SHORT PROBLEM - Output each line exactly as it appears, skipping any embedded picture.
== SUPPLIED MATERIAL ==
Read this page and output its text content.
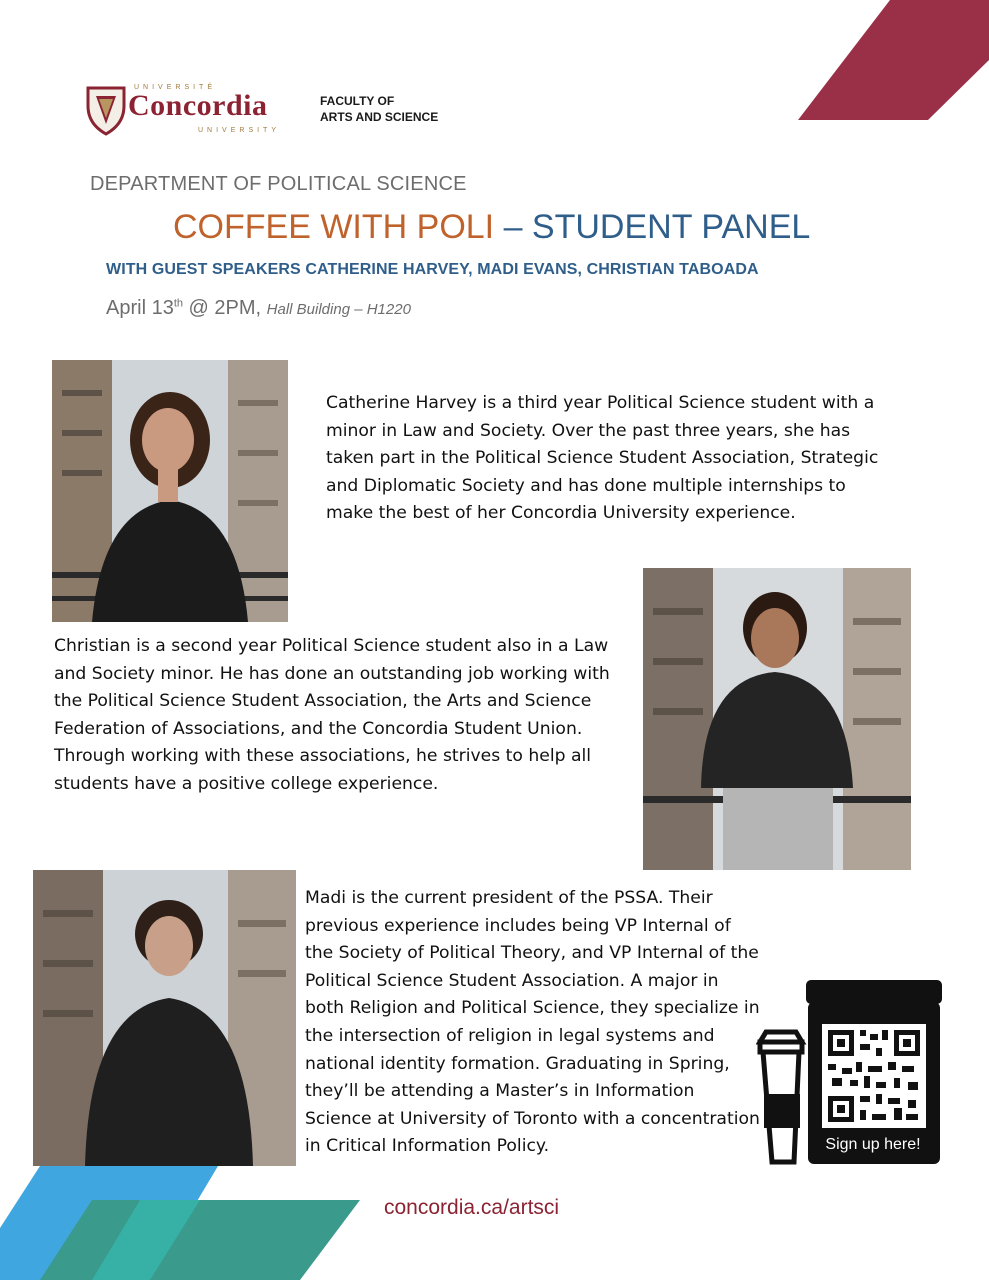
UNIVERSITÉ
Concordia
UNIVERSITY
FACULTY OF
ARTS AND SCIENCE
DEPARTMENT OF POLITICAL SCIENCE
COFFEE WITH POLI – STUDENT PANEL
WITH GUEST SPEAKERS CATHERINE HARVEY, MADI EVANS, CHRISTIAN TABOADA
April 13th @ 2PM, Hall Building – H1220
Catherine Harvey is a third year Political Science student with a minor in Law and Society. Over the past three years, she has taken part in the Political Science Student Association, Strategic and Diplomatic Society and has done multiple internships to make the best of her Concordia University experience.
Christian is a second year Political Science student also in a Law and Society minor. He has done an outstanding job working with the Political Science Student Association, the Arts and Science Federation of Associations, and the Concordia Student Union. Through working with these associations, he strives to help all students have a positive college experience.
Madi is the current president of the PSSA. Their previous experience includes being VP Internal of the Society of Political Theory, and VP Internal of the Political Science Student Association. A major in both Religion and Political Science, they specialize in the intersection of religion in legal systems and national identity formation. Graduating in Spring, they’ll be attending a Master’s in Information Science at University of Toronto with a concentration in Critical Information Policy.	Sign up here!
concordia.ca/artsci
===
OUTPUT OF THE EXERCISE -
Read this page and output its text content.
UNIVERSITÉ
Concordia
UNIVERSITY
FACULTY OF
ARTS AND SCIENCE
DEPARTMENT OF POLITICAL SCIENCE
COFFEE WITH POLI – STUDENT PANEL
WITH GUEST SPEAKERS CATHERINE HARVEY, MADI EVANS, CHRISTIAN TABOADA
April 13th @ 2PM, Hall Building – H1220
Catherine Harvey is a third year Political Science student with a minor in Law and Society. Over the past three years, she has taken part in the Political Science Student Association, Strategic and Diplomatic Society and has done multiple internships to make the best of her Concordia University experience.
Christian is a second year Political Science student also in a Law and Society minor. He has done an outstanding job working with the Political Science Student Association, the Arts and Science Federation of Associations, and the Concordia Student Union. Through working with these associations, he strives to help all students have a positive college experience.
Madi is the current president of the PSSA. Their previous experience includes being VP Internal of the Society of Political Theory, and VP Internal of the Political Science Student Association. A major in both Religion and Political Science, they specialize in the intersection of religion in legal systems and national identity formation. Graduating in Spring, they’ll be attending a Master’s in Information Science at University of Toronto with a concentration in Critical Information Policy.	Sign up here!
concordia.ca/artsci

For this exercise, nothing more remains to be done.